-- BEGIN Data provided --

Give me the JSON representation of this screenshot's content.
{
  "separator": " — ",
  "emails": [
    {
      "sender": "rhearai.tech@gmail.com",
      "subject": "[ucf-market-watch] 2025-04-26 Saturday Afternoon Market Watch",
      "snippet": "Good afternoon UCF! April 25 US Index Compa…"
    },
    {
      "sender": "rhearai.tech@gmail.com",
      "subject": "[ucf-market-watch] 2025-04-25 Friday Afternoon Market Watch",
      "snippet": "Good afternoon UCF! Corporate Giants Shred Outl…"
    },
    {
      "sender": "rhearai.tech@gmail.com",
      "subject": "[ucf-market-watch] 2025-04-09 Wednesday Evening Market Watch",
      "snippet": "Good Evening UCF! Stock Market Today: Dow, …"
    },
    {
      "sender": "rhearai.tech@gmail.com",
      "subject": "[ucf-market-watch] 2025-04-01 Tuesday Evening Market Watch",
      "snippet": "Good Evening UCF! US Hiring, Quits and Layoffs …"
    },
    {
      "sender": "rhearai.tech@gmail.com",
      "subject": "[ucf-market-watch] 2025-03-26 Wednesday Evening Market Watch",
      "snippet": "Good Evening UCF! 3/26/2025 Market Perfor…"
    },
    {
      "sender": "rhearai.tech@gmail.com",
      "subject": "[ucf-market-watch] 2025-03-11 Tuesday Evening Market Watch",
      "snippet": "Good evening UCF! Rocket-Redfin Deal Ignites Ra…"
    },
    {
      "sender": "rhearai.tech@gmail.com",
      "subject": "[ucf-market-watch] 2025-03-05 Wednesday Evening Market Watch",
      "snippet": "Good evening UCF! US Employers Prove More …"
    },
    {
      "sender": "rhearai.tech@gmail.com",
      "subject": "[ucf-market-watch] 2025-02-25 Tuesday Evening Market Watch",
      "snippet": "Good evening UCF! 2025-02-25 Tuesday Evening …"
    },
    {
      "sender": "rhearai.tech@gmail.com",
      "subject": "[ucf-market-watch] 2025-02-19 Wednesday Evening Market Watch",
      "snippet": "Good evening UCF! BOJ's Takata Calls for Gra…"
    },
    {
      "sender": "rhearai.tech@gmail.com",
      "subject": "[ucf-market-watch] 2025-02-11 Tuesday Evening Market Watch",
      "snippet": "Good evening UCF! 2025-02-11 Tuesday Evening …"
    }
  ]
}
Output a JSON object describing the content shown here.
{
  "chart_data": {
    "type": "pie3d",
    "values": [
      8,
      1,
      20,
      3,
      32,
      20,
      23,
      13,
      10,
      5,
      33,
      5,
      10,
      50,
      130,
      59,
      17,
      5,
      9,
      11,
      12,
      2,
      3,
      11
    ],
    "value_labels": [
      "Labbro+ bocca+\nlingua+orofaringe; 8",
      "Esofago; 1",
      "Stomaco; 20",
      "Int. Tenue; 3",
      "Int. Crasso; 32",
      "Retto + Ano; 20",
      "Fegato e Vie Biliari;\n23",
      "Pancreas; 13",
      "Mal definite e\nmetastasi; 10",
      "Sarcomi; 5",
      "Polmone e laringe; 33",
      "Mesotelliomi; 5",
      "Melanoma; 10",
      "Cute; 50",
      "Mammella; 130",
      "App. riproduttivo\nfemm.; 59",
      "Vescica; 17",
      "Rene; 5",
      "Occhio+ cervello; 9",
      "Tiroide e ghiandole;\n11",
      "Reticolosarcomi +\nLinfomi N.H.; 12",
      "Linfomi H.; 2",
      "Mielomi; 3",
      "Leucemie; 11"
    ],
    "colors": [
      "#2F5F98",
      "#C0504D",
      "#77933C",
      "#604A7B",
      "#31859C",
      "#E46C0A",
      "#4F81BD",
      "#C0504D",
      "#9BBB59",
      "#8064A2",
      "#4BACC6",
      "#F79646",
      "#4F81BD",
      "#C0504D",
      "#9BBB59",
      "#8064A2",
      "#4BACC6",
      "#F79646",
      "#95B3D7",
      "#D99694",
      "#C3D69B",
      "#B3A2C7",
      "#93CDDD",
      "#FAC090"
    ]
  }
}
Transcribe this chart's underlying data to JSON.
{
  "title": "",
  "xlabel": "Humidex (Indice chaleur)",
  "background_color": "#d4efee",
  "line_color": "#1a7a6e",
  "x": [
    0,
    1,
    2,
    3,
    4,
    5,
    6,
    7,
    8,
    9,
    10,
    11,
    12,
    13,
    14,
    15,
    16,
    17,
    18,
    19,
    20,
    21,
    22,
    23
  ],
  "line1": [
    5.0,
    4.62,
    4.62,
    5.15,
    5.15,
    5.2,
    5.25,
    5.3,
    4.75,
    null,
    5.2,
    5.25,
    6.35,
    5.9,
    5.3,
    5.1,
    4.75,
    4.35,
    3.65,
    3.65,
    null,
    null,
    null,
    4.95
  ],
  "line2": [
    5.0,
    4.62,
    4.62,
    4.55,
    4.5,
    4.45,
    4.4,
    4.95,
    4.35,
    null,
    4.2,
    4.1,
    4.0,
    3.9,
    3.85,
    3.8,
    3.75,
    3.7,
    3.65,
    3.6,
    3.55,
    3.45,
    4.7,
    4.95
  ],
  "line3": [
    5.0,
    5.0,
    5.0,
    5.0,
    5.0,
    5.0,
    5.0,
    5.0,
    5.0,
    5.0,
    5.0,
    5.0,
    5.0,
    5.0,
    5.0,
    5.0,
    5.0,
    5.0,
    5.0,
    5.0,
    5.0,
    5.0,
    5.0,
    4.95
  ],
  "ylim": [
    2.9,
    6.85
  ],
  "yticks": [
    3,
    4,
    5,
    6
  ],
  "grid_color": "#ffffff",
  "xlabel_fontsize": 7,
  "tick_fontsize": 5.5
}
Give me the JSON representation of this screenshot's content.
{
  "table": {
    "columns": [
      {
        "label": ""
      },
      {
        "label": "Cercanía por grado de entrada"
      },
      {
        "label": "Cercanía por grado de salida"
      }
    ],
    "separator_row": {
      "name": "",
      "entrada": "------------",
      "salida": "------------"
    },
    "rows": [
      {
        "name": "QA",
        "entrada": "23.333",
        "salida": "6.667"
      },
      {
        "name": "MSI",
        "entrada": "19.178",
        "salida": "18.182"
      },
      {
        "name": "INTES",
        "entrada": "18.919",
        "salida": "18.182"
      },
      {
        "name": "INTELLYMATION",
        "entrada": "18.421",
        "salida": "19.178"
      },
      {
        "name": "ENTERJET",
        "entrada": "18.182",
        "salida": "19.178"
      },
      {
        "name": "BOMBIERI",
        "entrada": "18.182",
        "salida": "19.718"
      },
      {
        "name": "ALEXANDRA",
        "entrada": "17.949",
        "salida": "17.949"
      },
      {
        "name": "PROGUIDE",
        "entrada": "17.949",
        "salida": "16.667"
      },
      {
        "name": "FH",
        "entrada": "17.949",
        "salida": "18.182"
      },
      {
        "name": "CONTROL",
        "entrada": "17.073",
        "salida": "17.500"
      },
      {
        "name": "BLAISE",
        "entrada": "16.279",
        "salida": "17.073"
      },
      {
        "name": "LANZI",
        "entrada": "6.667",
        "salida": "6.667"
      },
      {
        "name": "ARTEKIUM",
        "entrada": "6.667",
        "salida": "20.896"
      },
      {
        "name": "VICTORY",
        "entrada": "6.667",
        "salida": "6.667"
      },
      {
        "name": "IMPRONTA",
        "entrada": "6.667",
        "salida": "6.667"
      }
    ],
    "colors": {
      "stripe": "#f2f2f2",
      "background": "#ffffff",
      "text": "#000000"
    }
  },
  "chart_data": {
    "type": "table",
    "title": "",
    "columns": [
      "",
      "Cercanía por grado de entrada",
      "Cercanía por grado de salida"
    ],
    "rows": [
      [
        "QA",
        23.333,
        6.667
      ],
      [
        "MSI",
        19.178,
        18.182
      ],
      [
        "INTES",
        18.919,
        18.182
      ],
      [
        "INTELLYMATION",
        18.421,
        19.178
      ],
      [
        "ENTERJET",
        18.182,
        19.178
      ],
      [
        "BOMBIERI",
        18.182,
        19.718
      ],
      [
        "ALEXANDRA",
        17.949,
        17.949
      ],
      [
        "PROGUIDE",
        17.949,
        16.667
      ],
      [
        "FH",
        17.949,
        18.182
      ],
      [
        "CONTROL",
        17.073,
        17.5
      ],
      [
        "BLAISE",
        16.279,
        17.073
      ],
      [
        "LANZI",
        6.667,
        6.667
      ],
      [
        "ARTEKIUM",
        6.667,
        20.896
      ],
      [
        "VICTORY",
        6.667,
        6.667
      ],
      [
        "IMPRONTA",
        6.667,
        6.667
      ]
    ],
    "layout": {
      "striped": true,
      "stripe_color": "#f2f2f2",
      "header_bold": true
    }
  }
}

-- END Data provided --

What needs to be done :: Copy every line from the records above that contains the word "ffffff".

Response for this exercise ::
  "grid_color": "#ffffff",
      "background": "#ffffff",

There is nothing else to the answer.